-------- DATASET ENTRIES

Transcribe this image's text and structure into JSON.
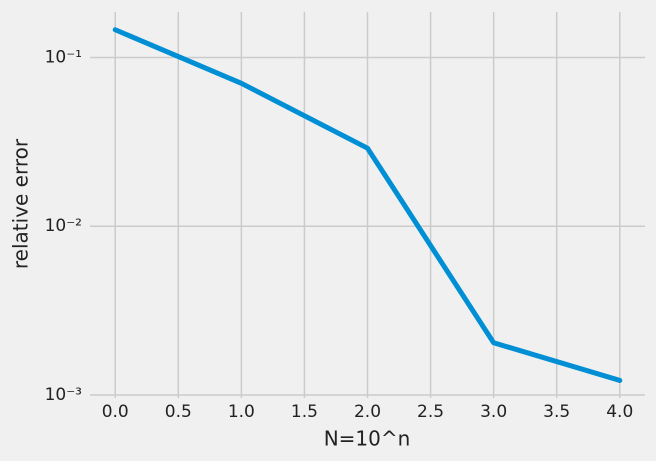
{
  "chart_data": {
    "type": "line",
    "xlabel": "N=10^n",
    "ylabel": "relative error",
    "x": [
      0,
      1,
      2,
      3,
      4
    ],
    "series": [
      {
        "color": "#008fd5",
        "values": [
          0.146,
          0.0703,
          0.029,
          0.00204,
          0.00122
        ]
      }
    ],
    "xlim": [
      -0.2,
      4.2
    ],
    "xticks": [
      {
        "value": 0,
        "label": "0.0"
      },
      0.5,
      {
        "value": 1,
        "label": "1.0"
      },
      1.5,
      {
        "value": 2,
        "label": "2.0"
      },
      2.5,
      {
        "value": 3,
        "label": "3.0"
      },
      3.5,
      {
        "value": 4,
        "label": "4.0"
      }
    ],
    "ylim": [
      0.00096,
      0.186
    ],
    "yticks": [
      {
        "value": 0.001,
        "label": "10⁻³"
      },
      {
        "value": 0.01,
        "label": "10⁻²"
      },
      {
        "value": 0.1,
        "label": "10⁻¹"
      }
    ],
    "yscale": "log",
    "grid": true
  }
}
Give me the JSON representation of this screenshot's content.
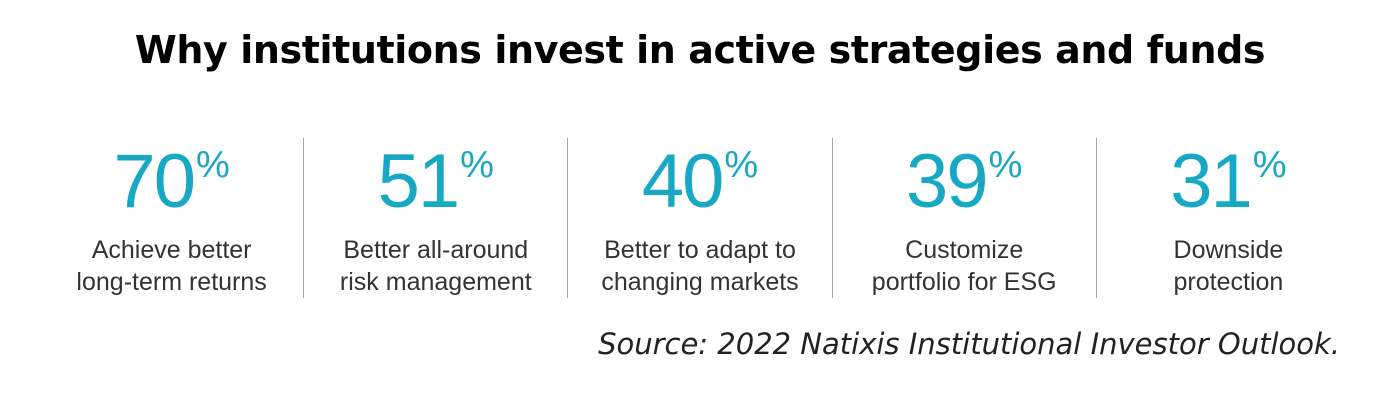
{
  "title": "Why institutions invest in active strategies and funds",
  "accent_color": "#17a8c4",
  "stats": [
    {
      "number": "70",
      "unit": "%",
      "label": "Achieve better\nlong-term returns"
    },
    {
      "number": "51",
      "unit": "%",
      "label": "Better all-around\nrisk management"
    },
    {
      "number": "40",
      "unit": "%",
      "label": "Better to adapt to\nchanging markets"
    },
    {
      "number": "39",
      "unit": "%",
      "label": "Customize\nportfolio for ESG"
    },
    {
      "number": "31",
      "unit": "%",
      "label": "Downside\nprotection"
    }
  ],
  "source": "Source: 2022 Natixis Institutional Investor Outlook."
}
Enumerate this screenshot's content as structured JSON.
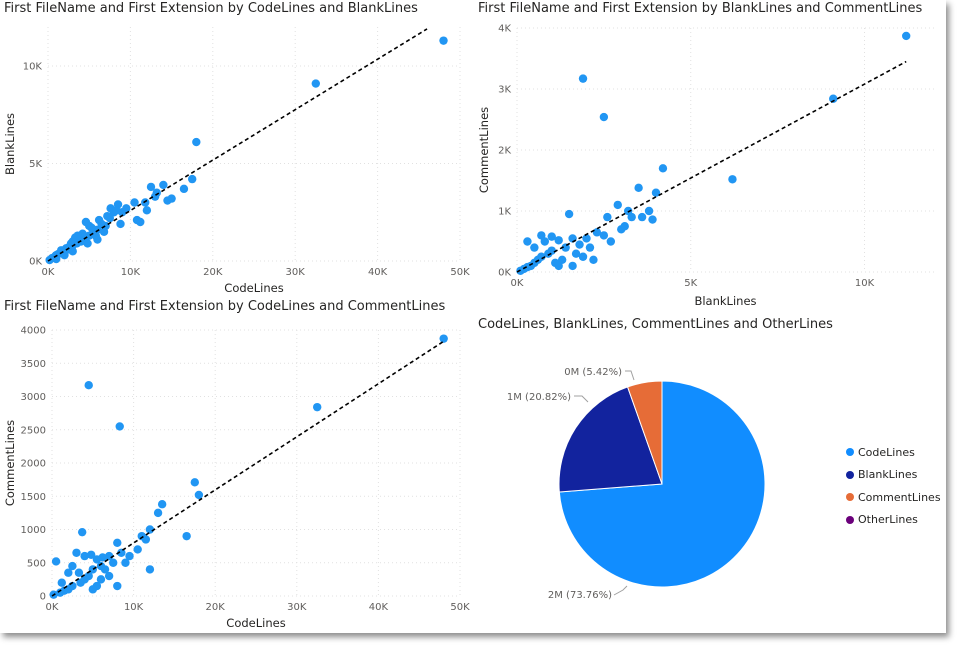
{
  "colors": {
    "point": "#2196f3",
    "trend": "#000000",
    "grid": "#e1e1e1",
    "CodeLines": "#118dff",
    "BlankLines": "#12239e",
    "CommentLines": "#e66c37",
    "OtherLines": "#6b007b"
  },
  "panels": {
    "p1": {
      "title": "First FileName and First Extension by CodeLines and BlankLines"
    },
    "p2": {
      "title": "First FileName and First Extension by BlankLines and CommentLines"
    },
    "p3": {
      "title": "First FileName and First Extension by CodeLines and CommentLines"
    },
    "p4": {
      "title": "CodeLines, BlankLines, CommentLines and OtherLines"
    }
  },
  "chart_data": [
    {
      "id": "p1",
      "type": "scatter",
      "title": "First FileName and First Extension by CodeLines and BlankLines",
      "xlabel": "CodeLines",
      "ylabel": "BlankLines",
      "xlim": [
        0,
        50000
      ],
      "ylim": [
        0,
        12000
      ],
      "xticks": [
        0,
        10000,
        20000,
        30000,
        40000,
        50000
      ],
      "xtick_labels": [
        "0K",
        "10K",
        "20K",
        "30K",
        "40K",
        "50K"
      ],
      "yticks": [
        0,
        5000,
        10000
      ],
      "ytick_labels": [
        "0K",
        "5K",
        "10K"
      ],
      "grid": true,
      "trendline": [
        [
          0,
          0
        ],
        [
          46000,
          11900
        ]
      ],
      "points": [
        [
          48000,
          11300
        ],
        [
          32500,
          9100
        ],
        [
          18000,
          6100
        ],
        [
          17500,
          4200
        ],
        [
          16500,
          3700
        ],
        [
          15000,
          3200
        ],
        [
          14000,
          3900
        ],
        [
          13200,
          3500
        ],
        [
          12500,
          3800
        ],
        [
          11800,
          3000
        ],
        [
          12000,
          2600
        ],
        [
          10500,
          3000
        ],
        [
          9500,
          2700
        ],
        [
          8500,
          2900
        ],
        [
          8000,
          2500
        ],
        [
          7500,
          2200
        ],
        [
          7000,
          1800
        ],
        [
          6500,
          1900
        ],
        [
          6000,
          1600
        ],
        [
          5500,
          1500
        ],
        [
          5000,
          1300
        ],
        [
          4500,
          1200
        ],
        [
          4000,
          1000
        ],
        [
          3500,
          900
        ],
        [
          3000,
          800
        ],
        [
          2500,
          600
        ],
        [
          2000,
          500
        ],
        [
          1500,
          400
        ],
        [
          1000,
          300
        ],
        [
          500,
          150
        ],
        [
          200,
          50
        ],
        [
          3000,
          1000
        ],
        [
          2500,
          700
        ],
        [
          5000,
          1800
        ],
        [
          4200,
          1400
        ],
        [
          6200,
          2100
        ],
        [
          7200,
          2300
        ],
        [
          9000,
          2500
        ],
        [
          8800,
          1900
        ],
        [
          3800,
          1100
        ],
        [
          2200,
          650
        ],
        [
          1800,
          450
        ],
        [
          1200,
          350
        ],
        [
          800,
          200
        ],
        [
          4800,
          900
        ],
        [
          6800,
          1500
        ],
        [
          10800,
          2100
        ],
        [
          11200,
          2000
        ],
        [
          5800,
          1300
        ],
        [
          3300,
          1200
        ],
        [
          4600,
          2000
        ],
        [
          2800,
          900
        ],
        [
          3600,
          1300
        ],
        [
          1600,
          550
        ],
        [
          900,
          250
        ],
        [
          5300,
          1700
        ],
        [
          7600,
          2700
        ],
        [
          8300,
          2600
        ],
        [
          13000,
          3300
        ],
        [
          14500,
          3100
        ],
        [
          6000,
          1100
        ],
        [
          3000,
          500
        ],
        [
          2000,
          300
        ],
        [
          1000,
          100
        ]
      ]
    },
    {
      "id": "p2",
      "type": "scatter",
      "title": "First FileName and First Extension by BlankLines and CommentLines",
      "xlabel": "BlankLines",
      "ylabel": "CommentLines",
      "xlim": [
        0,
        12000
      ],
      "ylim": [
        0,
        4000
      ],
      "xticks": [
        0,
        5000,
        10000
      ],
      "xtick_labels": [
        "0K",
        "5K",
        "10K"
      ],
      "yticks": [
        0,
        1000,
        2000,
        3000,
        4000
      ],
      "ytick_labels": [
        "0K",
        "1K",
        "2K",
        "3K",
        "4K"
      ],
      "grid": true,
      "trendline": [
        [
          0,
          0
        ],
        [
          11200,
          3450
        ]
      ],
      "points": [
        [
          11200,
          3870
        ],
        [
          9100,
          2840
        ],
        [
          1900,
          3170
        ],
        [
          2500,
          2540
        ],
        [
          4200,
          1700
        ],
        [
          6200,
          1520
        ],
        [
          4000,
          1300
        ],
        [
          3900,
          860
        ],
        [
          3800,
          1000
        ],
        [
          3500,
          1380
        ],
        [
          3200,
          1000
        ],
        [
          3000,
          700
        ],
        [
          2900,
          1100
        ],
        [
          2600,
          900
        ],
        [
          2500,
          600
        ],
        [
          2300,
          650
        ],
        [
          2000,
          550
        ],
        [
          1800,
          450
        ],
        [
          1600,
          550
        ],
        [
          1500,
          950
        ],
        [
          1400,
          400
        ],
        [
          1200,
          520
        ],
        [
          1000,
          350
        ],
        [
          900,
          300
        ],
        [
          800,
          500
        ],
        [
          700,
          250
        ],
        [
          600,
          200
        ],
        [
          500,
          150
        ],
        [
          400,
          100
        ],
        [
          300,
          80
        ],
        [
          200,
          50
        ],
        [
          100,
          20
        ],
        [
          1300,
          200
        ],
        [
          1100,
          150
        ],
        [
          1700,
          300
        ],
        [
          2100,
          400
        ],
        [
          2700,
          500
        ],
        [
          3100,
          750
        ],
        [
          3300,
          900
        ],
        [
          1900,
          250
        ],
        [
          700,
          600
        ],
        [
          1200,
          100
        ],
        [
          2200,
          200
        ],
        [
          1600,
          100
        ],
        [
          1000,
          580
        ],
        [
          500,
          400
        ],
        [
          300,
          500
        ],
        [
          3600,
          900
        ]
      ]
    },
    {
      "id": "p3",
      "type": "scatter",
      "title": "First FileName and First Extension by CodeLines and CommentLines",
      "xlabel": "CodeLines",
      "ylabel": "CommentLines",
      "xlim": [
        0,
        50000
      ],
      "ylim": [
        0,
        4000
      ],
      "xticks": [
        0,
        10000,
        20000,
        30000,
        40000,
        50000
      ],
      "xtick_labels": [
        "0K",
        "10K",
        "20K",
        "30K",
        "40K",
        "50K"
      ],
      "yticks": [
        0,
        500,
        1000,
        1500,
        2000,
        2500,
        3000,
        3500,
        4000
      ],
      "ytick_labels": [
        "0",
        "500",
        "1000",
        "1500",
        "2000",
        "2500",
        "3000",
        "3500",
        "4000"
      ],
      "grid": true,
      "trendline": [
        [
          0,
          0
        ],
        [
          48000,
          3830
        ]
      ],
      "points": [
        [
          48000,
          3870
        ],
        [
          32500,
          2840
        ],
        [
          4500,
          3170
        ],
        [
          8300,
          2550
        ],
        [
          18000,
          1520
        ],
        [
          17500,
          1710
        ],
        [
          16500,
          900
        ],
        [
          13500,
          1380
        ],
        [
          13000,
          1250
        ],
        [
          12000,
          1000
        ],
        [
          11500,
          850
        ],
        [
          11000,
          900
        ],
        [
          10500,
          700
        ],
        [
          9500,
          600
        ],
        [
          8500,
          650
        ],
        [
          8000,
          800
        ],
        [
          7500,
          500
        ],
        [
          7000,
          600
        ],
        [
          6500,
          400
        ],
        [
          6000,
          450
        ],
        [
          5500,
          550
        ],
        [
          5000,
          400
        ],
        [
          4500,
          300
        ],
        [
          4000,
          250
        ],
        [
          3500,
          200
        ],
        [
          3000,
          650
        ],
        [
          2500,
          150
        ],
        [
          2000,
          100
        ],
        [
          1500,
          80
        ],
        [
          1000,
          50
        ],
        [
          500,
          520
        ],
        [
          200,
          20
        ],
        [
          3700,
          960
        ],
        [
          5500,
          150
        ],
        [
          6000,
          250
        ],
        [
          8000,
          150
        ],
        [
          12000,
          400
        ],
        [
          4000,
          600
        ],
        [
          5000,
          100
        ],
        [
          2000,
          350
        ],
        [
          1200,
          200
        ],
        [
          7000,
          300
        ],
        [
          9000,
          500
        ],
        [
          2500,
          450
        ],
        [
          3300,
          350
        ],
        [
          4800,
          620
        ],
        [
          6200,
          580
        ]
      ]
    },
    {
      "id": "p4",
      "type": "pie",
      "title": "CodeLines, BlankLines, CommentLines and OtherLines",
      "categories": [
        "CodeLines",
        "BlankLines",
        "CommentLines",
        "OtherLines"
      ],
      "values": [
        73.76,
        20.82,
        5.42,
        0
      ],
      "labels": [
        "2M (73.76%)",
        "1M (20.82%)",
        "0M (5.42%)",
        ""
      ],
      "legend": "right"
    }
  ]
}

----------------

CHALLENGE:
Scan the listing above. Gather each line that contains the word "this".

EXERCISE RESULT:
Transcribe this image's text and structure into JSON.
Give me the JSON representation of this screenshot's content.
Enumerate this screenshot's content as structured JSON.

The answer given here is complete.